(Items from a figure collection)

##########

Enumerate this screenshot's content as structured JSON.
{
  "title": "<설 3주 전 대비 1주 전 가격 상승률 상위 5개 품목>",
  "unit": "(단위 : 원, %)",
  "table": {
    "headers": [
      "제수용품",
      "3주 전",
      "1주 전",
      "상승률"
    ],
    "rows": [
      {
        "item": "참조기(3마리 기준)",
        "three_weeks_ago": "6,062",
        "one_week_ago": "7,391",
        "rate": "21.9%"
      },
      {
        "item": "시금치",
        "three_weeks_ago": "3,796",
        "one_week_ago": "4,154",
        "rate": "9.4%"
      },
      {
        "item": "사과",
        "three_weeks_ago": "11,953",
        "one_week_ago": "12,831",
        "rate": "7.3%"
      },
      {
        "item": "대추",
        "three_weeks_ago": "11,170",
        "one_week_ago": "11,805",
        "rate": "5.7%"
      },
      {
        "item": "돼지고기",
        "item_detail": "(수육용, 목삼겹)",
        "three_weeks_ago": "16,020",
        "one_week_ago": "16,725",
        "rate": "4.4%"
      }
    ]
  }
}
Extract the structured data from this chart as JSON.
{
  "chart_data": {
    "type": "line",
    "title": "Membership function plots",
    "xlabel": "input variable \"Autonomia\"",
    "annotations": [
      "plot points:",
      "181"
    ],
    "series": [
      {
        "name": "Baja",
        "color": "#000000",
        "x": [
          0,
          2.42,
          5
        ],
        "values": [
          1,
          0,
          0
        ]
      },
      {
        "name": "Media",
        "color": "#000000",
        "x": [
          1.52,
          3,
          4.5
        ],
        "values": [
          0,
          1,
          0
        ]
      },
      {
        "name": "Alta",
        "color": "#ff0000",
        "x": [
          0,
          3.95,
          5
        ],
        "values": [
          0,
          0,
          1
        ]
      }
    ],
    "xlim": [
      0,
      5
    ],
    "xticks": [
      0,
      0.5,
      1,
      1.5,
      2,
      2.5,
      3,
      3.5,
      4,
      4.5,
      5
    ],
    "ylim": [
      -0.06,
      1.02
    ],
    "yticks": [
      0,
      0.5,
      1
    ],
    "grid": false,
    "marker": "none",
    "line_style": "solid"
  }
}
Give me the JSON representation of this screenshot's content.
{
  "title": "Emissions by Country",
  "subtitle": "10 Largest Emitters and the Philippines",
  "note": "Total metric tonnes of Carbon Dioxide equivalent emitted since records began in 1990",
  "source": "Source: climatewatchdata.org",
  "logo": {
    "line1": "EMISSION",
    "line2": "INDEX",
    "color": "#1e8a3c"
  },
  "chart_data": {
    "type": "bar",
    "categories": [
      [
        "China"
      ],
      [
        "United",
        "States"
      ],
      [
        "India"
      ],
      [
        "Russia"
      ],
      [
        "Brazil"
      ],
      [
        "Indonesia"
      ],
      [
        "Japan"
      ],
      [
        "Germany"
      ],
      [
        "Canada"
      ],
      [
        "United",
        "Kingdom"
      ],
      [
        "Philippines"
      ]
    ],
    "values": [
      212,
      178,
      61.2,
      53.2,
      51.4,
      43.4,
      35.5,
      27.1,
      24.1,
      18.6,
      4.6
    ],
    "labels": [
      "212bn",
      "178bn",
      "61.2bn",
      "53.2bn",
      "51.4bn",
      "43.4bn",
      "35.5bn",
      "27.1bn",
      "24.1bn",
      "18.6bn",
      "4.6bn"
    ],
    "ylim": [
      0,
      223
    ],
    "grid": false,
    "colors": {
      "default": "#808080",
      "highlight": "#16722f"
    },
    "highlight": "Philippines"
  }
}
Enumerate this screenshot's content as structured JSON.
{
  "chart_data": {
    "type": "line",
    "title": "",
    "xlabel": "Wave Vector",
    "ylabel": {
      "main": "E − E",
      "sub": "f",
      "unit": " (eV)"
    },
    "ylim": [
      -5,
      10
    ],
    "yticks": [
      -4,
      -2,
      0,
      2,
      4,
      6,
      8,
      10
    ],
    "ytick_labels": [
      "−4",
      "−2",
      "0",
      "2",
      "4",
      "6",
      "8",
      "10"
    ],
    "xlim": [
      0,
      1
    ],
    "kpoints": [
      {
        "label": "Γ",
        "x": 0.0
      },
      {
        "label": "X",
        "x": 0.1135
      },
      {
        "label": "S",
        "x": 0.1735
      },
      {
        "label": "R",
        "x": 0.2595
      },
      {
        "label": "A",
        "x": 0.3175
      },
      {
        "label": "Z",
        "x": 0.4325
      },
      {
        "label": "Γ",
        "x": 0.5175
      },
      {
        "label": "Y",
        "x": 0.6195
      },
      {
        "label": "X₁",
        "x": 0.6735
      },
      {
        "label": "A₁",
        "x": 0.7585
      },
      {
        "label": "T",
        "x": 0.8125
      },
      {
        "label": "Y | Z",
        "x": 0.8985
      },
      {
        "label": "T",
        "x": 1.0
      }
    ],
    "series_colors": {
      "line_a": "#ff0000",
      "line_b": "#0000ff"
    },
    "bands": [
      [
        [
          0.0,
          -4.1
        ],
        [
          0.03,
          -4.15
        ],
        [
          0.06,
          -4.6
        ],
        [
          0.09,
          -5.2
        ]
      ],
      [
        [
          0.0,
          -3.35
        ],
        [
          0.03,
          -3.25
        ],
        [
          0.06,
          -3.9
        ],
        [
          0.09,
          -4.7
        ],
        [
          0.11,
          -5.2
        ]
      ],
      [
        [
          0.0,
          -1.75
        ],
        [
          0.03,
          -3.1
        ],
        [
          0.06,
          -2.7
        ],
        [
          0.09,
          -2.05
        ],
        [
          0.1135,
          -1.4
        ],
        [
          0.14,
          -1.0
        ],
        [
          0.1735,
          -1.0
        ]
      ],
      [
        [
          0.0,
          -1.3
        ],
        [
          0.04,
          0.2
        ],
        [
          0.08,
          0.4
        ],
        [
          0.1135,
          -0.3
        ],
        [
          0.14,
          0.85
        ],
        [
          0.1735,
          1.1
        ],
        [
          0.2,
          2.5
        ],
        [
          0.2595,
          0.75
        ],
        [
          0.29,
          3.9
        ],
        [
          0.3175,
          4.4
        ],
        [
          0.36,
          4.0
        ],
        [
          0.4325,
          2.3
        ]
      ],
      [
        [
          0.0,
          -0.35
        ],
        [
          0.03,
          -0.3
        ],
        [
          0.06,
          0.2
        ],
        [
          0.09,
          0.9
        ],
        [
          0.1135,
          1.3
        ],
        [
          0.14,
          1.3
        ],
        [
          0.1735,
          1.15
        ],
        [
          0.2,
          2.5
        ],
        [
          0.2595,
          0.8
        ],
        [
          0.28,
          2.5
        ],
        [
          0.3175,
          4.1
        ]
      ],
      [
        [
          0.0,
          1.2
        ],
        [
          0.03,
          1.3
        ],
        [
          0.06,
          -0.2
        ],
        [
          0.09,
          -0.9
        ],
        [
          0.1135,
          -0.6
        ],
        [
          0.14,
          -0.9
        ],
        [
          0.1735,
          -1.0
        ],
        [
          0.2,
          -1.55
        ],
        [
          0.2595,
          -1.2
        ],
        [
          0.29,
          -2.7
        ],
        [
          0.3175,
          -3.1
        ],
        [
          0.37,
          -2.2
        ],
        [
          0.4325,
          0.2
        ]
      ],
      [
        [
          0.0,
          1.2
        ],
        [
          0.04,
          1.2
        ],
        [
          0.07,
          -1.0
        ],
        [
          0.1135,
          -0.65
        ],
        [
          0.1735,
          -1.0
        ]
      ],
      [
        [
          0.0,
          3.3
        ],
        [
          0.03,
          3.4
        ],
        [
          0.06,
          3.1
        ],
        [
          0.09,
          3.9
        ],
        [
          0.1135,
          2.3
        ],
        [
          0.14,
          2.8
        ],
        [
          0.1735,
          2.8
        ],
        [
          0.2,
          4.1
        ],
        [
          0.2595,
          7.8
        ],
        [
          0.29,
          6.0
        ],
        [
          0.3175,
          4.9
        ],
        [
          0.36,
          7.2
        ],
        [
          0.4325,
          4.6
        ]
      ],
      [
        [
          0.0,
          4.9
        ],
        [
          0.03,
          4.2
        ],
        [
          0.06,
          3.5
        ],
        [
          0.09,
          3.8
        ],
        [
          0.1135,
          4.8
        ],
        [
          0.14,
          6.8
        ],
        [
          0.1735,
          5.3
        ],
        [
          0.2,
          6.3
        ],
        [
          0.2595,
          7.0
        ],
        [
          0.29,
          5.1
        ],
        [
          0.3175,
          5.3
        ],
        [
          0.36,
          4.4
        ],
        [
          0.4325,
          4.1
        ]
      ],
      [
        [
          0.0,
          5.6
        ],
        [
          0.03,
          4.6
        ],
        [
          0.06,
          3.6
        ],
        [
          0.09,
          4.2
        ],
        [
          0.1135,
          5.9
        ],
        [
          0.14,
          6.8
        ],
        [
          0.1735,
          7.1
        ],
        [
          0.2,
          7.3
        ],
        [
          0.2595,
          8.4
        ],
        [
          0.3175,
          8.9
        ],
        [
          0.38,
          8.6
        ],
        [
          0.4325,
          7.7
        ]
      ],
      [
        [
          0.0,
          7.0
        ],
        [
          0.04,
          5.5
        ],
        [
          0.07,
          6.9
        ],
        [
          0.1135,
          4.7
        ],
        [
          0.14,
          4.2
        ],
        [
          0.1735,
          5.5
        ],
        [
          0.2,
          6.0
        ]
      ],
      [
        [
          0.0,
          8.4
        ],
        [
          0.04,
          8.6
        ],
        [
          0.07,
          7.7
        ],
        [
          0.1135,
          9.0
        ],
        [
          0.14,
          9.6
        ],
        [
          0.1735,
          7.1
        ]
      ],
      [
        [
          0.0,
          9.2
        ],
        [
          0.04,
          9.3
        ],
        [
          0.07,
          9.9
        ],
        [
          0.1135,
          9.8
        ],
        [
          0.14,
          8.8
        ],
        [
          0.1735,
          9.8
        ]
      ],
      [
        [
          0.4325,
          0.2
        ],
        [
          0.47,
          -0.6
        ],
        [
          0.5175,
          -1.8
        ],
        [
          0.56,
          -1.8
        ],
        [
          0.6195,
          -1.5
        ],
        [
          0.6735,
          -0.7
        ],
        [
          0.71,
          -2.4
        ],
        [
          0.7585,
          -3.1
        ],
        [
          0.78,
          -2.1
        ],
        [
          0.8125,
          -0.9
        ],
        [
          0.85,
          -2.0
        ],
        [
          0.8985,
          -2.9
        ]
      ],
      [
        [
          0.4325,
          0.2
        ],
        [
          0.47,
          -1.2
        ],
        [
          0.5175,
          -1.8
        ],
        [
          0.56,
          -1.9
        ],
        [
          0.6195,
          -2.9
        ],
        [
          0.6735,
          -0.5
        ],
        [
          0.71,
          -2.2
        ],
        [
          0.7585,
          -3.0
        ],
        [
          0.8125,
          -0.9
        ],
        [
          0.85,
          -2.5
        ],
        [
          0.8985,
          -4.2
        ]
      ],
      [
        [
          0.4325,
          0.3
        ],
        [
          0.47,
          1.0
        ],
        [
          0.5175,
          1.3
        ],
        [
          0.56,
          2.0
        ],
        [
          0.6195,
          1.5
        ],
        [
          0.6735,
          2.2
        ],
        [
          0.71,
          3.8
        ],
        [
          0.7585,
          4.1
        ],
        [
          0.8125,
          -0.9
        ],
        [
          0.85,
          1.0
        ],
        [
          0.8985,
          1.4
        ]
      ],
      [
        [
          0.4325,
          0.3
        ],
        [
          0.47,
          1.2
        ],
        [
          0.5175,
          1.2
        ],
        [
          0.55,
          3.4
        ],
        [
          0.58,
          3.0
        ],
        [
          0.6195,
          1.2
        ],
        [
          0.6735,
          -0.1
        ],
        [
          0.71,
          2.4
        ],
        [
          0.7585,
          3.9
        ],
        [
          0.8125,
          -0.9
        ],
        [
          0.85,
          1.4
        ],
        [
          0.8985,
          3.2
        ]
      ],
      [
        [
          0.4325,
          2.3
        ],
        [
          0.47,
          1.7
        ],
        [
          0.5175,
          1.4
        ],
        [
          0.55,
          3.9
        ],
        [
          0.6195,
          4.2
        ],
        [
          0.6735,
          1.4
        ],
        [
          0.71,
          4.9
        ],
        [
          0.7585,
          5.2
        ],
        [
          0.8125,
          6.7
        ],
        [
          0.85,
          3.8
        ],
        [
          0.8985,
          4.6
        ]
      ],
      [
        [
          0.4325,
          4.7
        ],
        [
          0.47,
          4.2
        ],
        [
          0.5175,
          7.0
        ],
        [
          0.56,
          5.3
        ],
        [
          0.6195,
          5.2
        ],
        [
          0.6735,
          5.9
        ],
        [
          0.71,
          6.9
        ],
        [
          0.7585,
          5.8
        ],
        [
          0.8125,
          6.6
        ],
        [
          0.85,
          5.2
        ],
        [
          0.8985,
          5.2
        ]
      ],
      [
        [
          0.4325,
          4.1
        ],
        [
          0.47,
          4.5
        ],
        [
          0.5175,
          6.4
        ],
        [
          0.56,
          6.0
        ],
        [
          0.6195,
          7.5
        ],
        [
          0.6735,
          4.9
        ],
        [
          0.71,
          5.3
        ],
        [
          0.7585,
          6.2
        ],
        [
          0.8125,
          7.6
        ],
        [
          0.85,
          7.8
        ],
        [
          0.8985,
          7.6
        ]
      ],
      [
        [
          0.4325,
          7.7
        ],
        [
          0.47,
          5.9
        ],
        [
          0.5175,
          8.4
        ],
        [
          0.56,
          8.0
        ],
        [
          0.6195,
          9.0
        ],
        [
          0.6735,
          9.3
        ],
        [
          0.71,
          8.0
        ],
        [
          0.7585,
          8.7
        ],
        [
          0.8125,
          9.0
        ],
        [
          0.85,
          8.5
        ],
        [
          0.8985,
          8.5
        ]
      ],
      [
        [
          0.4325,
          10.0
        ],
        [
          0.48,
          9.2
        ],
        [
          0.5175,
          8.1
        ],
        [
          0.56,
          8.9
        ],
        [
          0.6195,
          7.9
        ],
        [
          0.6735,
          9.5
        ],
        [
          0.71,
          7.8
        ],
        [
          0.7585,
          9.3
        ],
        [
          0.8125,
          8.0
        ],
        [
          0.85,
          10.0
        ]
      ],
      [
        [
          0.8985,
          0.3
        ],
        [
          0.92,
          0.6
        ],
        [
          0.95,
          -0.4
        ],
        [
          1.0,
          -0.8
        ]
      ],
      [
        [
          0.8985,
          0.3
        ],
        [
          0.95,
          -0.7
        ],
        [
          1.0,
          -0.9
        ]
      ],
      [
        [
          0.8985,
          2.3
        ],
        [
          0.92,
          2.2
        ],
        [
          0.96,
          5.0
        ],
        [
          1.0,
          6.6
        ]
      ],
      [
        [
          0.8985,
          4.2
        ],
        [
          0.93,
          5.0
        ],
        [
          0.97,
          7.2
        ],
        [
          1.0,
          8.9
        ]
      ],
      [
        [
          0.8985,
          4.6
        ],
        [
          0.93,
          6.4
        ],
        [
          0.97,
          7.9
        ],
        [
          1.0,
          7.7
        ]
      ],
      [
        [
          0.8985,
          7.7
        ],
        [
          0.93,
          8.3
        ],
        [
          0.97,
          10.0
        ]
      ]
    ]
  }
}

##########

Return each line of the data that contains the string "this".

## Solution below
Enumerate this screenshot's content as structured JSON.
Extract the structured data from this chart as JSON.
Give me the JSON representation of this screenshot's content.
Enumerate this screenshot's content as structured JSON.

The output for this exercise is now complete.